___ RECORDS SUPPLIED ___

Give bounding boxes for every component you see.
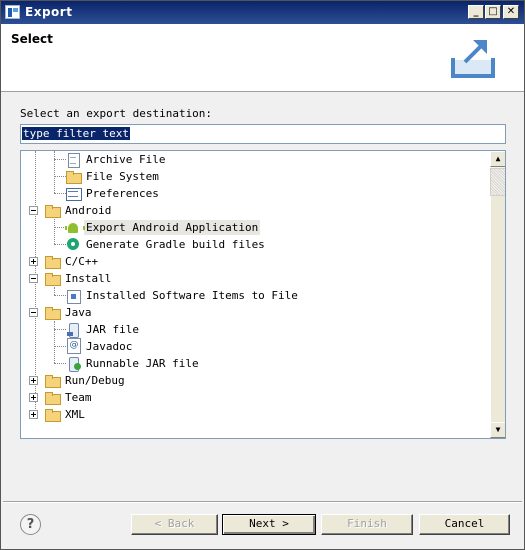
back-button[interactable]: < Back [131, 514, 218, 535]
archive-file-icon [65, 152, 81, 168]
tree-item-file-system[interactable]: File System [65, 168, 161, 185]
collapse-toggle-android[interactable] [29, 206, 38, 215]
folder-icon [44, 203, 61, 218]
expand-toggle-team[interactable] [29, 393, 38, 402]
preferences-icon [65, 186, 82, 201]
tree-item-team[interactable]: Team [44, 389, 94, 406]
export-banner-icon [451, 40, 495, 78]
tree-item-label: C/C++ [65, 255, 99, 268]
tree-item-label: Installed Software Items to File [86, 289, 298, 302]
expand-toggle-run-debug[interactable] [29, 376, 38, 385]
tree-item-label: Android [65, 204, 112, 217]
tree-item-cpp[interactable]: C/C++ [44, 253, 100, 270]
folder-icon [44, 254, 61, 269]
scroll-thumb[interactable] [490, 168, 505, 196]
tree-item-label: Generate Gradle build files [86, 238, 265, 251]
next-button[interactable]: Next > [222, 514, 316, 535]
tree-item-label: JAR file [86, 323, 139, 336]
tree-connector [54, 321, 55, 363]
tree-item-label: Runnable JAR file [86, 357, 199, 370]
maximize-button[interactable]: □ [485, 5, 501, 19]
scroll-track[interactable] [490, 196, 505, 422]
tree-item-label: Export Android Application [84, 220, 261, 235]
eclipse-app-icon [5, 5, 20, 19]
tree-item-label: Preferences [86, 187, 159, 200]
tree-item-label: Java [65, 306, 92, 319]
finish-button[interactable]: Finish [321, 514, 413, 535]
jar-icon [65, 322, 81, 338]
gradle-icon [65, 237, 81, 252]
tree-item-run-debug[interactable]: Run/Debug [44, 372, 127, 389]
tree-item-android[interactable]: Android [44, 202, 113, 219]
destination-tree[interactable]: Archive File File System Preferences And… [20, 150, 506, 439]
expand-toggle-cpp[interactable] [29, 257, 38, 266]
tree-item-label: File System [86, 170, 159, 183]
minimize-button[interactable]: _ [468, 5, 484, 19]
tree-item-preferences[interactable]: Preferences [65, 185, 161, 202]
tree-item-label: Archive File [86, 153, 166, 166]
tree-item-runnable-jar[interactable]: Runnable JAR file [65, 355, 201, 372]
folder-icon [44, 407, 61, 422]
expand-toggle-xml[interactable] [29, 410, 38, 419]
tree-item-install[interactable]: Install [44, 270, 113, 287]
close-button[interactable]: ✕ [503, 5, 519, 19]
tree-connector [54, 219, 55, 244]
tree-item-xml[interactable]: XML [44, 406, 87, 423]
instruction-label: Select an export destination: [20, 107, 213, 120]
tree-item-label: Team [65, 391, 92, 404]
window-title: Export [25, 5, 73, 19]
tree-item-installed-software[interactable]: Installed Software Items to File [65, 287, 300, 304]
collapse-toggle-install[interactable] [29, 274, 38, 283]
tree-item-javadoc[interactable]: Javadoc [65, 338, 134, 355]
folder-icon [44, 271, 61, 286]
filter-text: type filter text [22, 127, 130, 140]
scroll-up-button[interactable]: ▲ [490, 151, 505, 167]
install-icon [65, 288, 81, 304]
folder-icon [44, 373, 61, 388]
tree-item-archive-file[interactable]: Archive File [65, 151, 167, 168]
tree-item-label: Install [65, 272, 112, 285]
help-icon[interactable]: ? [20, 514, 41, 535]
tree-item-label: XML [65, 408, 85, 421]
footer-separator [3, 501, 522, 503]
tree-connector [54, 287, 55, 295]
wizard-header: Select [1, 24, 524, 92]
tree-connector [54, 151, 55, 193]
folder-icon [65, 169, 82, 184]
tree-content: Archive File File System Preferences And… [21, 151, 489, 438]
runnable-jar-icon [65, 356, 81, 372]
filter-input[interactable]: type filter text [20, 124, 506, 144]
tree-item-generate-gradle[interactable]: Generate Gradle build files [65, 236, 267, 253]
android-icon [65, 220, 85, 235]
tree-item-export-android-application[interactable]: Export Android Application [65, 219, 261, 236]
folder-icon [44, 305, 61, 320]
page-title: Select [11, 32, 53, 46]
javadoc-icon [65, 338, 81, 354]
title-bar[interactable]: Export _ □ ✕ [1, 1, 524, 24]
tree-item-label: Run/Debug [65, 374, 125, 387]
collapse-toggle-java[interactable] [29, 308, 38, 317]
tree-item-label: Javadoc [86, 340, 133, 353]
export-dialog: Export _ □ ✕ Select Select an export des… [0, 0, 525, 550]
tree-item-jar-file[interactable]: JAR file [65, 321, 141, 338]
cancel-button[interactable]: Cancel [419, 514, 510, 535]
tree-scrollbar[interactable]: ▲ ▼ [490, 151, 505, 438]
scroll-down-button[interactable]: ▼ [490, 422, 505, 438]
folder-icon [44, 390, 61, 405]
tree-item-java[interactable]: Java [44, 304, 94, 321]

___

* WHAT THE TASK REQUIRES:
Copy every line above verbatim, leaving out the picture.

* RESULT BELOW:
Give bounding boxes for every component you see.
back-button[interactable]: < Back [131, 514, 218, 535]
archive-file-icon [65, 152, 81, 168]
tree-item-file-system[interactable]: File System [65, 168, 161, 185]
collapse-toggle-android[interactable] [29, 206, 38, 215]
folder-icon [44, 203, 61, 218]
expand-toggle-team[interactable] [29, 393, 38, 402]
preferences-icon [65, 186, 82, 201]
tree-item-team[interactable]: Team [44, 389, 94, 406]
export-banner-icon [451, 40, 495, 78]
tree-item-label: C/C++ [65, 255, 99, 268]
tree-item-label: Installed Software Items to File [86, 289, 298, 302]
expand-toggle-run-debug[interactable] [29, 376, 38, 385]
tree-item-label: Android [65, 204, 112, 217]
tree-item-cpp[interactable]: C/C++ [44, 253, 100, 270]
folder-icon [44, 254, 61, 269]
scroll-thumb[interactable] [490, 168, 505, 196]
tree-item-label: Generate Gradle build files [86, 238, 265, 251]
next-button[interactable]: Next > [222, 514, 316, 535]
tree-item-label: JAR file [86, 323, 139, 336]
tree-connector [54, 321, 55, 363]
tree-item-label: Runnable JAR file [86, 357, 199, 370]
maximize-button[interactable]: □ [485, 5, 501, 19]
scroll-track[interactable] [490, 196, 505, 422]
tree-item-label: Export Android Application [84, 220, 261, 235]
eclipse-app-icon [5, 5, 20, 19]
tree-item-label: Preferences [86, 187, 159, 200]
tree-item-label: Java [65, 306, 92, 319]
finish-button[interactable]: Finish [321, 514, 413, 535]
jar-icon [65, 322, 81, 338]
gradle-icon [65, 237, 81, 252]
tree-item-run-debug[interactable]: Run/Debug [44, 372, 127, 389]
tree-item-android[interactable]: Android [44, 202, 113, 219]
destination-tree[interactable]: Archive File File System Preferences And… [20, 150, 506, 439]
expand-toggle-cpp[interactable] [29, 257, 38, 266]
tree-item-label: File System [86, 170, 159, 183]
minimize-button[interactable]: _ [468, 5, 484, 19]
tree-item-preferences[interactable]: Preferences [65, 185, 161, 202]
tree-item-label: Archive File [86, 153, 166, 166]
tree-item-runnable-jar[interactable]: Runnable JAR file [65, 355, 201, 372]
folder-icon [44, 407, 61, 422]
expand-toggle-xml[interactable] [29, 410, 38, 419]
tree-item-install[interactable]: Install [44, 270, 113, 287]
close-button[interactable]: ✕ [503, 5, 519, 19]
tree-connector [54, 219, 55, 244]
tree-item-xml[interactable]: XML [44, 406, 87, 423]
instruction-label: Select an export destination: [20, 107, 213, 120]
tree-item-label: Team [65, 391, 92, 404]
window-title: Export [25, 5, 73, 19]
tree-item-installed-software[interactable]: Installed Software Items to File [65, 287, 300, 304]
collapse-toggle-install[interactable] [29, 274, 38, 283]
tree-item-javadoc[interactable]: Javadoc [65, 338, 134, 355]
folder-icon [44, 271, 61, 286]
filter-text: type filter text [22, 127, 130, 140]
scroll-up-button[interactable]: ▲ [490, 151, 505, 167]
install-icon [65, 288, 81, 304]
folder-icon [44, 373, 61, 388]
tree-item-archive-file[interactable]: Archive File [65, 151, 167, 168]
tree-item-label: Install [65, 272, 112, 285]
help-icon[interactable]: ? [20, 514, 41, 535]
tree-item-label: XML [65, 408, 85, 421]
footer-separator [3, 501, 522, 503]
tree-connector [54, 287, 55, 295]
wizard-header: Select [1, 24, 524, 92]
tree-connector [54, 151, 55, 193]
folder-icon [65, 169, 82, 184]
tree-content: Archive File File System Preferences And… [21, 151, 489, 438]
runnable-jar-icon [65, 356, 81, 372]
filter-input[interactable]: type filter text [20, 124, 506, 144]
tree-item-generate-gradle[interactable]: Generate Gradle build files [65, 236, 267, 253]
android-icon [65, 220, 85, 235]
tree-item-export-android-application[interactable]: Export Android Application [65, 219, 261, 236]
folder-icon [44, 305, 61, 320]
page-title: Select [11, 32, 53, 46]
javadoc-icon [65, 338, 81, 354]
title-bar[interactable]: Export _ □ ✕ [1, 1, 524, 24]
tree-item-label: Run/Debug [65, 374, 125, 387]
collapse-toggle-java[interactable] [29, 308, 38, 317]
tree-item-label: Javadoc [86, 340, 133, 353]
export-dialog: Export _ □ ✕ Select Select an export des… [0, 0, 525, 550]
tree-item-jar-file[interactable]: JAR file [65, 321, 141, 338]
cancel-button[interactable]: Cancel [419, 514, 510, 535]
tree-scrollbar[interactable]: ▲ ▼ [490, 151, 505, 438]
scroll-down-button[interactable]: ▼ [490, 422, 505, 438]
folder-icon [44, 390, 61, 405]
tree-item-java[interactable]: Java [44, 304, 94, 321]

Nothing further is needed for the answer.